作業の指示:
- 1) 提供テキストは、構成aのエンドユーザ局が「少なくとも第1および第2の通信インタフェースを含む」といえるとしている。その根拠を1〜3文で説明してください。
- 2) 提供テキストのうち、「構成aの「データ通信ネットワ」で始まり「されるコンテンツ」といえる。」で終わる部分を、一字も変えずに打ち直してください。
- 3) 次の(a)〜(c)が提供テキストと合うかどうか、それぞれ「はい」か「いいえ」で答えてください。判断の決め手となった提供テキストの語句も、そのまま引用してください。
(a) 構成aの「エンドユーザ局」は、構成要件Aの「クライアント装置」に相当する。
(b) 構成aの「ビデオ等のコンテント」は、「通信インタフェース」といえる。
(c) 構成aのエンドユーザ局は、単一のウエブサーバにだけ接続されている。

提供テキスト:
————————

構成aの「エンドユーザ局」は構成要件Aの「クライアント装置」に相当する。
構成aの「データ通信ネットワークを介して複数のウエブサーバにTCP/IP接続されたエンドユーザ局」は、「複数のウエブサーバにTCP/IP接続」されているから、「少なくとも第1および第2の通信インタフェースを含む」といえる。
また、構成aの「ビデオ等のコンテント」は、「レンダリングされるコンテンツ」といえる。
さらに、構成aの「エンドユーザ局でコンテントを奏するように構成されたクライアントモジュールによって、・・・TCP/IP接続された複数のウエブサーバにビデオ等のコンテントを要求して受信する方法」は、「クライアント装置においてレンダリングされるコンテンツを提供する方法」といえる。

————————

提供された情報:
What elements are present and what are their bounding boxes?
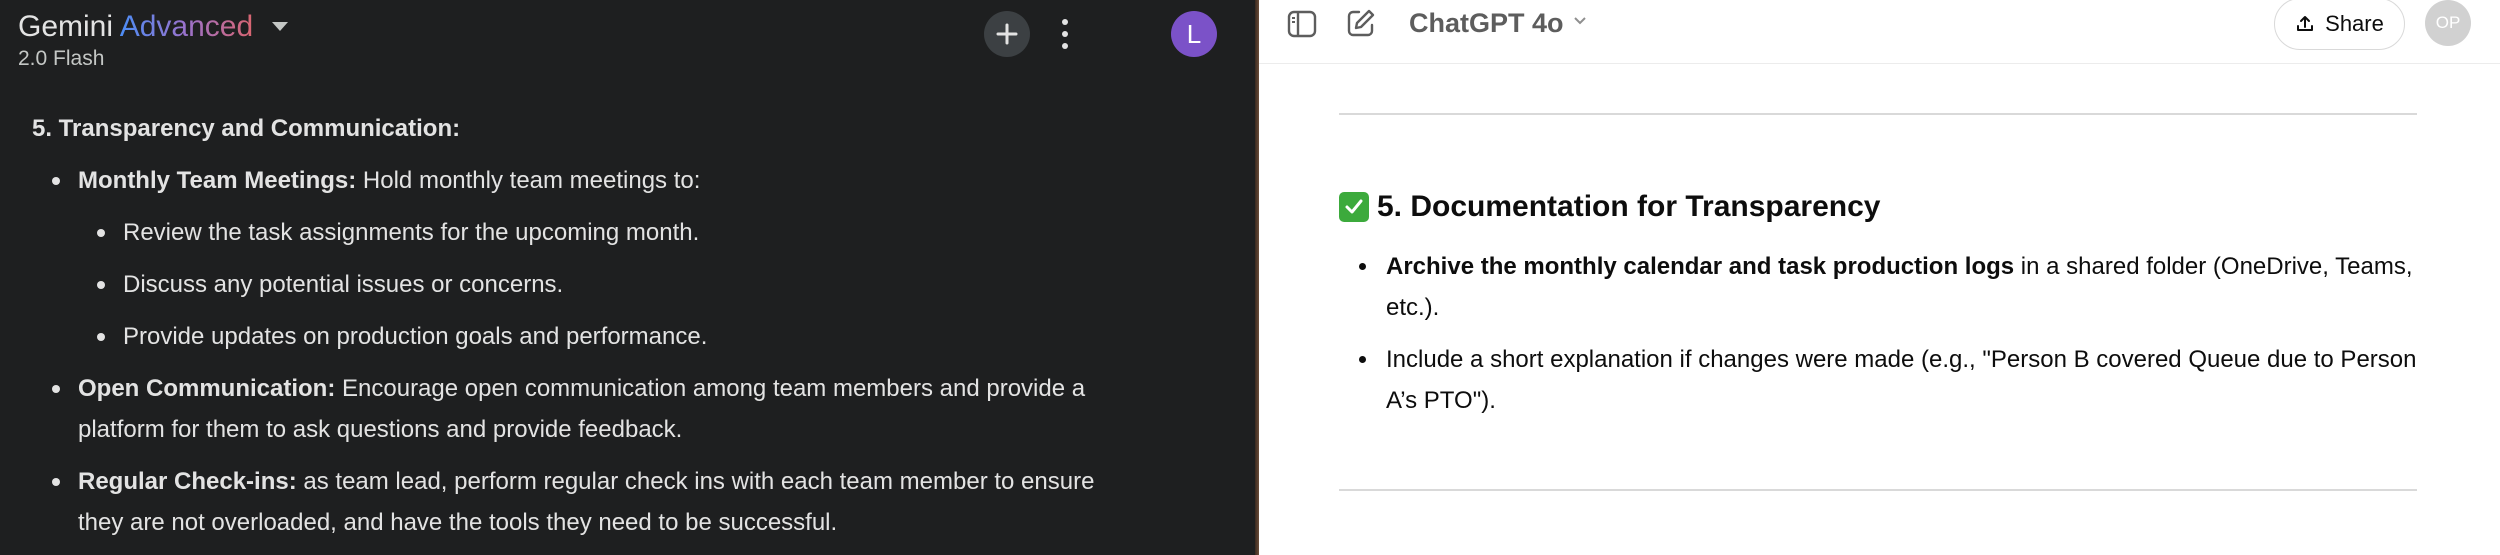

————————

以下が解答:
- 1) 構成aのエンドユーザ局は、データ通信ネットワークを介して複数のウエブサーバにTCP/IP接続されている。そのため、少なくとも第1および第2の通信インタフェースを含むといえるとされている。

- 2)
構成aの「データ通信ネットワークを介して複数のウエブサーバにTCP/IP接続されたエンドユーザ局」は、「複数のウエブサーバにTCP/IP接続」されているから、「少なくとも第1および第2の通信インタフェースを含む」といえる。
また、構成aの「ビデオ等のコンテント」は、「レンダリングされるコンテンツ」といえる。

- 3)
(a) はい。「構成aの「エンドユーザ局」は構成要件Aの「クライアント装置」に相当する。」
(b) いいえ。「構成aの「ビデオ等のコンテント」は、「レンダリングされるコンテンツ」といえる。」
(c) いいえ。「データ通信ネットワークを介して複数のウエブサーバにTCP/IP接続されたエンドユーザ局」